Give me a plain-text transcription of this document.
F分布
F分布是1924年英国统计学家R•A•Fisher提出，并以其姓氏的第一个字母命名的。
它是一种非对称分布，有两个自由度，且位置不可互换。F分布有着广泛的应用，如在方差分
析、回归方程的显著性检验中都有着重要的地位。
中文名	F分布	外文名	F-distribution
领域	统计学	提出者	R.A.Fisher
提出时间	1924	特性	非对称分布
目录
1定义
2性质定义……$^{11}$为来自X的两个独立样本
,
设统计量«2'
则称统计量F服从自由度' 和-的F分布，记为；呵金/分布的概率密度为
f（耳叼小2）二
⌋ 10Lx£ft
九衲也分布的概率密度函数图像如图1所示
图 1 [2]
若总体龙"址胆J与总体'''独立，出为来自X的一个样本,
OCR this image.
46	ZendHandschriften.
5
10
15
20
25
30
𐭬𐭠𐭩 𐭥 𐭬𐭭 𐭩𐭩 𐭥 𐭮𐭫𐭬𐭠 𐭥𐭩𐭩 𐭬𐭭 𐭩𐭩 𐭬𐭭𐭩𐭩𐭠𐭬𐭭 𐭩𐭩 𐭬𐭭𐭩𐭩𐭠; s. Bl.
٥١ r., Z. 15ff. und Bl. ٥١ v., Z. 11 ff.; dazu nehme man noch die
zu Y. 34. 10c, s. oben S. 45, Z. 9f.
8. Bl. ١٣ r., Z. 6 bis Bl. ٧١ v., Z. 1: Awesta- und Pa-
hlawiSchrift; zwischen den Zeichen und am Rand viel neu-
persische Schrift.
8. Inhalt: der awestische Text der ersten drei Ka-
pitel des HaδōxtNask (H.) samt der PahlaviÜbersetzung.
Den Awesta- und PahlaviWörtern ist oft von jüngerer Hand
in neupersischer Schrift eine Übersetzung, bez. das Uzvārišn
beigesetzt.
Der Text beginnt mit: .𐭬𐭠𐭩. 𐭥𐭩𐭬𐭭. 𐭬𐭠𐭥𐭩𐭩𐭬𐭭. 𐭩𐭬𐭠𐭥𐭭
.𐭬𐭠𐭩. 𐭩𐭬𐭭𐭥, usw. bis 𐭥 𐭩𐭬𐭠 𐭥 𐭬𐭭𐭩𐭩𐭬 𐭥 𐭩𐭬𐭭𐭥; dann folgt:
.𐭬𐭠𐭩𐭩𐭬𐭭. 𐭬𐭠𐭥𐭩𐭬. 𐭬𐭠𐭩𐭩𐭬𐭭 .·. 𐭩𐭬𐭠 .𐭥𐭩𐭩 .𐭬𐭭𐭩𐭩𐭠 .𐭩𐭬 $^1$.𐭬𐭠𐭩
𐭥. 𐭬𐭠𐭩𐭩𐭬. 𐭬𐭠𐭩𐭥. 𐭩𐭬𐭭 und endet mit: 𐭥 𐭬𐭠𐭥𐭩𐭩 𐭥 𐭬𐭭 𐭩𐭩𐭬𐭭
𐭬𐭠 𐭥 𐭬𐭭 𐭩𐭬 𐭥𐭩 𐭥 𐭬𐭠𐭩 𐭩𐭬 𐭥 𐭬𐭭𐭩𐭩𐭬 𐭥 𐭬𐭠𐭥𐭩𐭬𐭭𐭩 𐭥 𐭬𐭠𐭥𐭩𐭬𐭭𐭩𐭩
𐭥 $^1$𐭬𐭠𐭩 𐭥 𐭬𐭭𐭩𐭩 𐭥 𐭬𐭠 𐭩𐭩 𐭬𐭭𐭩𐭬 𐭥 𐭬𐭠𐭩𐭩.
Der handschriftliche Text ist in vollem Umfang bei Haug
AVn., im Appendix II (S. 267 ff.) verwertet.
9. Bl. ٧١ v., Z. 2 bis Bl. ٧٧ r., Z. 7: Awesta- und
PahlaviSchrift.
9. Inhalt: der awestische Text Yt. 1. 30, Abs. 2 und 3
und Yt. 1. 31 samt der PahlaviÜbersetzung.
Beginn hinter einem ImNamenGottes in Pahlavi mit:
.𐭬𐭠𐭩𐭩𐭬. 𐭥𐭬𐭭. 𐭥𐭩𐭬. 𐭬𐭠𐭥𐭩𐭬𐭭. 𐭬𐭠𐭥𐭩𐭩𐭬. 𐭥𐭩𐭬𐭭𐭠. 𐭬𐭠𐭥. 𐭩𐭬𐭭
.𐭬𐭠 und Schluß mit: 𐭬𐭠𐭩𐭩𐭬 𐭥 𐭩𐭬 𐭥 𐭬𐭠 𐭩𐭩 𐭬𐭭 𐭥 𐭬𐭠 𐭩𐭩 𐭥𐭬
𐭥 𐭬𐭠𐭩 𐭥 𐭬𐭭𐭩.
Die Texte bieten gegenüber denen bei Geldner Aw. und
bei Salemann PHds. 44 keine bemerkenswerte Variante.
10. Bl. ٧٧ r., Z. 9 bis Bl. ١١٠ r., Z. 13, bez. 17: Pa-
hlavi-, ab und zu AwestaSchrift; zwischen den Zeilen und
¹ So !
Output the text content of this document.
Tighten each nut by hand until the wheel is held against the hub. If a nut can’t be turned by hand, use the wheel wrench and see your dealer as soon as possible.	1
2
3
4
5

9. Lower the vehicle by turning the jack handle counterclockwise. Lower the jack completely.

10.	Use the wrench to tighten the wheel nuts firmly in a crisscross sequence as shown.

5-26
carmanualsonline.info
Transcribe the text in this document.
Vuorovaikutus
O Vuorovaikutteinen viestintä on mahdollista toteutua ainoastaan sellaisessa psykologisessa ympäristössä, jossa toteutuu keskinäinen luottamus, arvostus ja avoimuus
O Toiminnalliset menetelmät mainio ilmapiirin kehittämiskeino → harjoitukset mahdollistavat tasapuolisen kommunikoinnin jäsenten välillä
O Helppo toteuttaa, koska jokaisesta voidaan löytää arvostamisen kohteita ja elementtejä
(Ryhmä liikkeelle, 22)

(PROBLEM TO SOLVE): Transcribe each record exactly. Leave nothing out.

(FINISHED TASK):
Give me a plain-text transcription of this document.
F分布
F分布是1924年英国统计学家R•A•Fisher提出，并以其姓氏的第一个字母命名的。
它是一种非对称分布，有两个自由度，且位置不可互换。F分布有着广泛的应用，如在方差分
析、回归方程的显著性检验中都有着重要的地位。
中文名	F分布	外文名	F-distribution
领域	统计学	提出者	R.A.Fisher
提出时间	1924	特性	非对称分布
目录
1定义
2性质定义……$^{11}$为来自X的两个独立样本
,
设统计量«2'
则称统计量F服从自由度' 和-的F分布，记为；呵金/分布的概率密度为
f（耳叼小2）二
⌋ 10Lx£ft
九衲也分布的概率密度函数图像如图1所示
图 1 [2]
若总体龙"址胆J与总体'''独立，出为来自X的一个样本,
OCR this image.
46	ZendHandschriften.
5
10
15
20
25
30
𐭬𐭠𐭩 𐭥 𐭬𐭭 𐭩𐭩 𐭥 𐭮𐭫𐭬𐭠 𐭥𐭩𐭩 𐭬𐭭 𐭩𐭩 𐭬𐭭𐭩𐭩𐭠𐭬𐭭 𐭩𐭩 𐭬𐭭𐭩𐭩𐭠; s. Bl.
٥١ r., Z. 15ff. und Bl. ٥١ v., Z. 11 ff.; dazu nehme man noch die
zu Y. 34. 10c, s. oben S. 45, Z. 9f.
8. Bl. ١٣ r., Z. 6 bis Bl. ٧١ v., Z. 1: Awesta- und Pa-
hlawiSchrift; zwischen den Zeichen und am Rand viel neu-
persische Schrift.
8. Inhalt: der awestische Text der ersten drei Ka-
pitel des HaδōxtNask (H.) samt der PahlaviÜbersetzung.
Den Awesta- und PahlaviWörtern ist oft von jüngerer Hand
in neupersischer Schrift eine Übersetzung, bez. das Uzvārišn
beigesetzt.
Der Text beginnt mit: .𐭬𐭠𐭩. 𐭥𐭩𐭬𐭭. 𐭬𐭠𐭥𐭩𐭩𐭬𐭭. 𐭩𐭬𐭠𐭥𐭭
.𐭬𐭠𐭩. 𐭩𐭬𐭭𐭥, usw. bis 𐭥 𐭩𐭬𐭠 𐭥 𐭬𐭭𐭩𐭩𐭬 𐭥 𐭩𐭬𐭭𐭥; dann folgt:
.𐭬𐭠𐭩𐭩𐭬𐭭. 𐭬𐭠𐭥𐭩𐭬. 𐭬𐭠𐭩𐭩𐭬𐭭 .·. 𐭩𐭬𐭠 .𐭥𐭩𐭩 .𐭬𐭭𐭩𐭩𐭠 .𐭩𐭬 $^1$.𐭬𐭠𐭩
𐭥. 𐭬𐭠𐭩𐭩𐭬. 𐭬𐭠𐭩𐭥. 𐭩𐭬𐭭 und endet mit: 𐭥 𐭬𐭠𐭥𐭩𐭩 𐭥 𐭬𐭭 𐭩𐭩𐭬𐭭
𐭬𐭠 𐭥 𐭬𐭭 𐭩𐭬 𐭥𐭩 𐭥 𐭬𐭠𐭩 𐭩𐭬 𐭥 𐭬𐭭𐭩𐭩𐭬 𐭥 𐭬𐭠𐭥𐭩𐭬𐭭𐭩 𐭥 𐭬𐭠𐭥𐭩𐭬𐭭𐭩𐭩
𐭥 $^1$𐭬𐭠𐭩 𐭥 𐭬𐭭𐭩𐭩 𐭥 𐭬𐭠 𐭩𐭩 𐭬𐭭𐭩𐭬 𐭥 𐭬𐭠𐭩𐭩.
Der handschriftliche Text ist in vollem Umfang bei Haug
AVn., im Appendix II (S. 267 ff.) verwertet.
9. Bl. ٧١ v., Z. 2 bis Bl. ٧٧ r., Z. 7: Awesta- und
PahlaviSchrift.
9. Inhalt: der awestische Text Yt. 1. 30, Abs. 2 und 3
und Yt. 1. 31 samt der PahlaviÜbersetzung.
Beginn hinter einem ImNamenGottes in Pahlavi mit:
.𐭬𐭠𐭩𐭩𐭬. 𐭥𐭬𐭭. 𐭥𐭩𐭬. 𐭬𐭠𐭥𐭩𐭬𐭭. 𐭬𐭠𐭥𐭩𐭩𐭬. 𐭥𐭩𐭬𐭭𐭠. 𐭬𐭠𐭥. 𐭩𐭬𐭭
.𐭬𐭠 und Schluß mit: 𐭬𐭠𐭩𐭩𐭬 𐭥 𐭩𐭬 𐭥 𐭬𐭠 𐭩𐭩 𐭬𐭭 𐭥 𐭬𐭠 𐭩𐭩 𐭥𐭬
𐭥 𐭬𐭠𐭩 𐭥 𐭬𐭭𐭩.
Die Texte bieten gegenüber denen bei Geldner Aw. und
bei Salemann PHds. 44 keine bemerkenswerte Variante.
10. Bl. ٧٧ r., Z. 9 bis Bl. ١١٠ r., Z. 13, bez. 17: Pa-
hlavi-, ab und zu AwestaSchrift; zwischen den Zeilen und
¹ So !
Output the text content of this document.
Tighten each nut by hand until the wheel is held against the hub. If a nut can’t be turned by hand, use the wheel wrench and see your dealer as soon as possible.	1
2
3
4
5

9. Lower the vehicle by turning the jack handle counterclockwise. Lower the jack completely.

10.	Use the wrench to tighten the wheel nuts firmly in a crisscross sequence as shown.

5-26
carmanualsonline.info
Transcribe the text in this document.
Vuorovaikutus
O Vuorovaikutteinen viestintä on mahdollista toteutua ainoastaan sellaisessa psykologisessa ympäristössä, jossa toteutuu keskinäinen luottamus, arvostus ja avoimuus
O Toiminnalliset menetelmät mainio ilmapiirin kehittämiskeino → harjoitukset mahdollistavat tasapuolisen kommunikoinnin jäsenten välillä
O Helppo toteuttaa, koska jokaisesta voidaan löytää arvostamisen kohteita ja elementtejä
(Ryhmä liikkeelle, 22)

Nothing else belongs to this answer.